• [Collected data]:
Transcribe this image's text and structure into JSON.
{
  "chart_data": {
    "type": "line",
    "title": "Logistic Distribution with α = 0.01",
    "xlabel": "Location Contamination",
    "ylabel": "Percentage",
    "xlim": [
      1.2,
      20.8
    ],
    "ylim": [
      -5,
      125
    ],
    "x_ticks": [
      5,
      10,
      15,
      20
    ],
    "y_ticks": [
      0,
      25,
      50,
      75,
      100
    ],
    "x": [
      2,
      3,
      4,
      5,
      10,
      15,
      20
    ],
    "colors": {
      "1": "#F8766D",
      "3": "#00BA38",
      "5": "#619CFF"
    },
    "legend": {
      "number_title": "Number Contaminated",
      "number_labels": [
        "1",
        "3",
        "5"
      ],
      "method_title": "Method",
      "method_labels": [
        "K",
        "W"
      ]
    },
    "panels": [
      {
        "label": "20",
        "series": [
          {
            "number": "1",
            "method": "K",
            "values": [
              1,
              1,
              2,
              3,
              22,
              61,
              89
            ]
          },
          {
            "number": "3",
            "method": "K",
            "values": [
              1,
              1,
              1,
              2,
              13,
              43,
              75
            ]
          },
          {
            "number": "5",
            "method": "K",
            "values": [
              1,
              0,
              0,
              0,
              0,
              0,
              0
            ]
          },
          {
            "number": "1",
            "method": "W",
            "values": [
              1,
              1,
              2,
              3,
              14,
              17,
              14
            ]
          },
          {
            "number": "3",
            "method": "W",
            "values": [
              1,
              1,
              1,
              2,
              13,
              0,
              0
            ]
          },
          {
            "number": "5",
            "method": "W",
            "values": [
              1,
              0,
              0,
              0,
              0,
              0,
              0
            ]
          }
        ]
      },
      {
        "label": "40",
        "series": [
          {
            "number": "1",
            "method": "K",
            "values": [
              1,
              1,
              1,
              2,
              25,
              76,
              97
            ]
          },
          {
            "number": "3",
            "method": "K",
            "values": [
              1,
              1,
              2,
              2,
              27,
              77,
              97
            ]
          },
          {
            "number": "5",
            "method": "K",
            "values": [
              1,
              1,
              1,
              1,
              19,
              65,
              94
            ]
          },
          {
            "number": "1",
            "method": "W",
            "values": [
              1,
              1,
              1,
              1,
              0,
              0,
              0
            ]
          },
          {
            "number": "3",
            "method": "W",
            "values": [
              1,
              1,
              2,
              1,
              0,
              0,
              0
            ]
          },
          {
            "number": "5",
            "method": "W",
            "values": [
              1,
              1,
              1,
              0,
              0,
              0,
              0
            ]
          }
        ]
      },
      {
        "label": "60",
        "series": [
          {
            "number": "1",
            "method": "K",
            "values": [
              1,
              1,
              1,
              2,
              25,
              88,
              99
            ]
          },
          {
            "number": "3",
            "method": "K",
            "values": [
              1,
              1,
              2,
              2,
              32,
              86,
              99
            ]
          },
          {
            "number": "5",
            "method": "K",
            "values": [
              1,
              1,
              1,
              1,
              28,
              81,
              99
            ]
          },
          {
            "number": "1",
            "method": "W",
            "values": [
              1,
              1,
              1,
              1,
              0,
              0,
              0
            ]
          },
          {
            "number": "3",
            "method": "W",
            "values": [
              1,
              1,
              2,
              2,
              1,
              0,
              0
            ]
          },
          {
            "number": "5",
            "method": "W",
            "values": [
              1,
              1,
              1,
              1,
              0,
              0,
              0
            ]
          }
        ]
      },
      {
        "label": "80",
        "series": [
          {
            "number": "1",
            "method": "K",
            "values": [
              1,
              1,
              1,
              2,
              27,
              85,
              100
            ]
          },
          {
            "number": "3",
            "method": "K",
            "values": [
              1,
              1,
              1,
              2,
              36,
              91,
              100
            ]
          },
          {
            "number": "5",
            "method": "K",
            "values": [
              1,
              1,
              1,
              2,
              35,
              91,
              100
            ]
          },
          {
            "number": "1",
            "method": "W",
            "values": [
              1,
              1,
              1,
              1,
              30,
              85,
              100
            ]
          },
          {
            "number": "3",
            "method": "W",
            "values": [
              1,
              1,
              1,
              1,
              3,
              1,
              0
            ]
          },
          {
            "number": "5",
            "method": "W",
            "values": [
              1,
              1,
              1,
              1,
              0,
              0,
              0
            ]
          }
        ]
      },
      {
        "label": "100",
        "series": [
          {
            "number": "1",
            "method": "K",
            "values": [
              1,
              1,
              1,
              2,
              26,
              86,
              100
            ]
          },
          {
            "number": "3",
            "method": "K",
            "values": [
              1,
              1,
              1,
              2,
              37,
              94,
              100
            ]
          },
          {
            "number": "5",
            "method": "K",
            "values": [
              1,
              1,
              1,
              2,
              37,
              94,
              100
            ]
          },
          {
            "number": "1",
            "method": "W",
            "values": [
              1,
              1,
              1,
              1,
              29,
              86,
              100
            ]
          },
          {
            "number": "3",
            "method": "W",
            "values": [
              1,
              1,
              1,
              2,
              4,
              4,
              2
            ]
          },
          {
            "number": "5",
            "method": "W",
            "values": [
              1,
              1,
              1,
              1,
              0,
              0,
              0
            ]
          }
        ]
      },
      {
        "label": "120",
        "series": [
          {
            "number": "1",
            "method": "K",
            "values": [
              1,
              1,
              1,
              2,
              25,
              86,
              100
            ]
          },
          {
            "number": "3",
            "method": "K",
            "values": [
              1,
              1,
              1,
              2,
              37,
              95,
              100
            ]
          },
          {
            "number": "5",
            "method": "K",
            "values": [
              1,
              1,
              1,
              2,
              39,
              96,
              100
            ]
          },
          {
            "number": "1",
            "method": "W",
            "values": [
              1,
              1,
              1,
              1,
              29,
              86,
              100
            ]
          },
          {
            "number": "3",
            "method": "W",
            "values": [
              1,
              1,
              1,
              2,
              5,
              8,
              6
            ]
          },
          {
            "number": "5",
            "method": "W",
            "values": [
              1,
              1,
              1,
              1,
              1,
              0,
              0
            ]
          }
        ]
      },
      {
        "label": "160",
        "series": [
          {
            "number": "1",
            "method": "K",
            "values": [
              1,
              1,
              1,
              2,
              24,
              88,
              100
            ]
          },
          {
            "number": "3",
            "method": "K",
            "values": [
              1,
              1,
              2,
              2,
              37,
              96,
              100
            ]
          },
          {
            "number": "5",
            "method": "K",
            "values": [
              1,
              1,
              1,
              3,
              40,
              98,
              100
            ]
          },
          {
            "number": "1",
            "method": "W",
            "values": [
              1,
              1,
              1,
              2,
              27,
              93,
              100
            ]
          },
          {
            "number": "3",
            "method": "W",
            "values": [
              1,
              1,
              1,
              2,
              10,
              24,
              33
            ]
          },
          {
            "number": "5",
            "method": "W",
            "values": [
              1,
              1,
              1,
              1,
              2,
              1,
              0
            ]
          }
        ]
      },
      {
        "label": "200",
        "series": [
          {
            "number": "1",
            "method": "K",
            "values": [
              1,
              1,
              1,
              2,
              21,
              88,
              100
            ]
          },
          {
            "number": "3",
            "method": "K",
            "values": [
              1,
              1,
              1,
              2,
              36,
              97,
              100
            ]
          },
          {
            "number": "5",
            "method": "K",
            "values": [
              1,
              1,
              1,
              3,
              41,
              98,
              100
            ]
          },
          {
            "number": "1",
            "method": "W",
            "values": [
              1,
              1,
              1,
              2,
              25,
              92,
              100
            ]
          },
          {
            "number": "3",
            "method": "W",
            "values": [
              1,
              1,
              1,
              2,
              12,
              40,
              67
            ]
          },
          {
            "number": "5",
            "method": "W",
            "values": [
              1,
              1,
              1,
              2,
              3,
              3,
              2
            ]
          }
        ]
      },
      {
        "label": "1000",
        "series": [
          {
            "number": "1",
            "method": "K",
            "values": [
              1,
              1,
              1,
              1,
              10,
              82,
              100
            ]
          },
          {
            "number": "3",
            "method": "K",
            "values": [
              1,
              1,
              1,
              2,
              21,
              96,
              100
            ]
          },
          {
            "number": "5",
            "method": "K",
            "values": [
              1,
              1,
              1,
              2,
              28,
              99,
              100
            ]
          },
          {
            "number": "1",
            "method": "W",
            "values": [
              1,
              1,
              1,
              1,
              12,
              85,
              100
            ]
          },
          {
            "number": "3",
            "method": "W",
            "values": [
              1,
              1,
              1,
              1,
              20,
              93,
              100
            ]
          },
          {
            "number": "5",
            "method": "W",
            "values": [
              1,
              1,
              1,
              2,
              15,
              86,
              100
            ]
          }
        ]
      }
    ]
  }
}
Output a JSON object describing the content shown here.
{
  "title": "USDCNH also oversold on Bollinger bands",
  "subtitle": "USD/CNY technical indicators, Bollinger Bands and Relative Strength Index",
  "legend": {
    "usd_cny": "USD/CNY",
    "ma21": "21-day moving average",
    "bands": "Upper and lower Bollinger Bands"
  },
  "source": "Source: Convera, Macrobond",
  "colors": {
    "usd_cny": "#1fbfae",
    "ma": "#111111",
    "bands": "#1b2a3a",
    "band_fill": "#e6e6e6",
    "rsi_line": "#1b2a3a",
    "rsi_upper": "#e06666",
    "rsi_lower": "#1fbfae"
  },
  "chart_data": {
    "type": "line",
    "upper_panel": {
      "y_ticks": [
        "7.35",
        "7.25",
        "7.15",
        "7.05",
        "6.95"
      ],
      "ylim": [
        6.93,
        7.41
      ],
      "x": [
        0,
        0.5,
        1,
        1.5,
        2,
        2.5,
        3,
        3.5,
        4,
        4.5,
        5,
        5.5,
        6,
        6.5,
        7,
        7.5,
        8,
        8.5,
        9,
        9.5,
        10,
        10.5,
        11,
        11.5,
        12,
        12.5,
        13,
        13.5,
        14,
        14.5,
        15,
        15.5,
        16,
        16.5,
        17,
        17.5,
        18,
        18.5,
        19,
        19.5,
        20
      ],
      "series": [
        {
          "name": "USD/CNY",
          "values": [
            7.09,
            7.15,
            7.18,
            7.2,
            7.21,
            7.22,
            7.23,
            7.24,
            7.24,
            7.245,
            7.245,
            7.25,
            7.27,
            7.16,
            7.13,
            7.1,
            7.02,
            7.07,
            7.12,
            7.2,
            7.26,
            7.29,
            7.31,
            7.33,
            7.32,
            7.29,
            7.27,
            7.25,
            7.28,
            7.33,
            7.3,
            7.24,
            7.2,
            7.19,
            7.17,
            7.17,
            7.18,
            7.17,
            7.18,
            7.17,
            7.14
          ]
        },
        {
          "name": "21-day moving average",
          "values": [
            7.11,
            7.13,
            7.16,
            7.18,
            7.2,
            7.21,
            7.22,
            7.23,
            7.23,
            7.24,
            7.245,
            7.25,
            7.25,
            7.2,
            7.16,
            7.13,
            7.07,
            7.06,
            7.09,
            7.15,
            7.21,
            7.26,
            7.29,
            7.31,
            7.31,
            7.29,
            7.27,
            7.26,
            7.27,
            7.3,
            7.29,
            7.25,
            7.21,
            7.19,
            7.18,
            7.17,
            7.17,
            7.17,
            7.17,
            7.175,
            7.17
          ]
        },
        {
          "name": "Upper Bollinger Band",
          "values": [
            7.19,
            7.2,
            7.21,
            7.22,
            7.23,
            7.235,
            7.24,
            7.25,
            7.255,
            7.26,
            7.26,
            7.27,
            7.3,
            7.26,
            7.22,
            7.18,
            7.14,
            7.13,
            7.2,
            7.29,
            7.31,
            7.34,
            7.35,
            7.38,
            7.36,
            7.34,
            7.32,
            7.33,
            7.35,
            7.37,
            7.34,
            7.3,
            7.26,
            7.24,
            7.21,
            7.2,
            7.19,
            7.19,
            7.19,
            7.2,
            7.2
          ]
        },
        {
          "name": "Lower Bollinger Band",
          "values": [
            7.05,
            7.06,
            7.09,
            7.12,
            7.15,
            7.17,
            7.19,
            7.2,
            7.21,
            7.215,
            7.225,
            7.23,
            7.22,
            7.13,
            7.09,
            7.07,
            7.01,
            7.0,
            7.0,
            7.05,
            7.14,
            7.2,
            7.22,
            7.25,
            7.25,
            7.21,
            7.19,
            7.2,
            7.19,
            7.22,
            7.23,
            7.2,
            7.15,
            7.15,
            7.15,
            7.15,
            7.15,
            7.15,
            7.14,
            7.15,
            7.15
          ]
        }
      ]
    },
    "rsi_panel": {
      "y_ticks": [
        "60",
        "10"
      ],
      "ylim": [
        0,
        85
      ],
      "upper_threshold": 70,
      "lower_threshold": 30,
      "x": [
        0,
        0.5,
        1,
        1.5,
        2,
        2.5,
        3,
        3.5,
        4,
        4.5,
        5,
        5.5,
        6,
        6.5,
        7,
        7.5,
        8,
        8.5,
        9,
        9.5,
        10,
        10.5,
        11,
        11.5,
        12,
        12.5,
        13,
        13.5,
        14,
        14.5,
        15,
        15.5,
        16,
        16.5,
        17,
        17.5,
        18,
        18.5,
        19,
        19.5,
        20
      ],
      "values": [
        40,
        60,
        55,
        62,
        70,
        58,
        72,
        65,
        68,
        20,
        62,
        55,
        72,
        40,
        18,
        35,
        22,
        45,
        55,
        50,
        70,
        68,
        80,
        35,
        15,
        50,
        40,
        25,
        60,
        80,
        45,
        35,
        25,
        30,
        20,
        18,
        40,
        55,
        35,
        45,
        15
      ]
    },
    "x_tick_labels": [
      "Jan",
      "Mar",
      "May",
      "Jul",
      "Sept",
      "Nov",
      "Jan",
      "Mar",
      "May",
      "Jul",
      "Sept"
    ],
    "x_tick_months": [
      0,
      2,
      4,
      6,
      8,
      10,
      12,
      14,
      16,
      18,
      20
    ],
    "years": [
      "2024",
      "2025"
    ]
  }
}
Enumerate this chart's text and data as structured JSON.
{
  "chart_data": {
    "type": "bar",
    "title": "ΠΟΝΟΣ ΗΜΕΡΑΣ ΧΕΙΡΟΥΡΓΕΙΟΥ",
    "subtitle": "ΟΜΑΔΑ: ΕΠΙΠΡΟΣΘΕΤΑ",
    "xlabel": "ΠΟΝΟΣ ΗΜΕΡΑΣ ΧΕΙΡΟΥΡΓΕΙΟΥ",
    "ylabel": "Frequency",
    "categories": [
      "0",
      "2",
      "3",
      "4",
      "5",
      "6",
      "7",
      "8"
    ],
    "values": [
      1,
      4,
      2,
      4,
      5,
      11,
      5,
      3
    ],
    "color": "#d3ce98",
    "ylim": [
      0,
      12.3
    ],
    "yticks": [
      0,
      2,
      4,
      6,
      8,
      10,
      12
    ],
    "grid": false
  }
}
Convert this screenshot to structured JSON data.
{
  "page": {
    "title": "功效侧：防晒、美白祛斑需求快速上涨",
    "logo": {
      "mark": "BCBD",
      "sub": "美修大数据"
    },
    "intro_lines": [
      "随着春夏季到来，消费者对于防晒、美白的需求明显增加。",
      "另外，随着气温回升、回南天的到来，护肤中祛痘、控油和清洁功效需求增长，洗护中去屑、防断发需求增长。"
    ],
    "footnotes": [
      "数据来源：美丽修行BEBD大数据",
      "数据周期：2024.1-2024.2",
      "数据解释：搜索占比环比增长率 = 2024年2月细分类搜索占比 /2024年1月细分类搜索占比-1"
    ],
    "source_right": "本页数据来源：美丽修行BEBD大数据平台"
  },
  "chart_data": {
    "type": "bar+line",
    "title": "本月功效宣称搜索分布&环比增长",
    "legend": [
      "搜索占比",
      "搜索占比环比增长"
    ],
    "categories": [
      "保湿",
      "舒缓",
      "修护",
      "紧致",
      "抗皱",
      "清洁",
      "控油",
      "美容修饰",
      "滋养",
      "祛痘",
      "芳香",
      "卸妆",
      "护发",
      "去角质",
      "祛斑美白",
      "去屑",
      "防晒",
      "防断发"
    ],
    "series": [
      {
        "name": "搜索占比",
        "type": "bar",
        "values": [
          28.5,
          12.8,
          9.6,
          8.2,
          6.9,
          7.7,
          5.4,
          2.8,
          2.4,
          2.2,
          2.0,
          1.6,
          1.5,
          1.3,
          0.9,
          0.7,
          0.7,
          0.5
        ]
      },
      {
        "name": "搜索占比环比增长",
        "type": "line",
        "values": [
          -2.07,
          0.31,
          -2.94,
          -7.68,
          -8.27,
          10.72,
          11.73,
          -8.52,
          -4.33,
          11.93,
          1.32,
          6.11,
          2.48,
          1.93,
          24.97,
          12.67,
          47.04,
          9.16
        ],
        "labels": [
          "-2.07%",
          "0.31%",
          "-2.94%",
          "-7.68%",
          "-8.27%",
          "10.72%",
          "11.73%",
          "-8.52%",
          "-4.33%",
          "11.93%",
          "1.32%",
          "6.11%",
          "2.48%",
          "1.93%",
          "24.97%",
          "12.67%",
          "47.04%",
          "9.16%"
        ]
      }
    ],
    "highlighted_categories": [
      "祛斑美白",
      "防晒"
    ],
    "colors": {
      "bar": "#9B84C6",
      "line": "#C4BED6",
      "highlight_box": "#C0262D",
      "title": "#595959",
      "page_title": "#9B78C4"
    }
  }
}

• [Instruction]:
Copy out each line of the records where the string "subtitle" appears.

• [Response to this exercise]:
  "subtitle": "USD/CNY technical indicators, Bollinger Bands and Relative Strength Index",
    "subtitle": "ΟΜΑΔΑ: ΕΠΙΠΡΟΣΘΕΤΑ",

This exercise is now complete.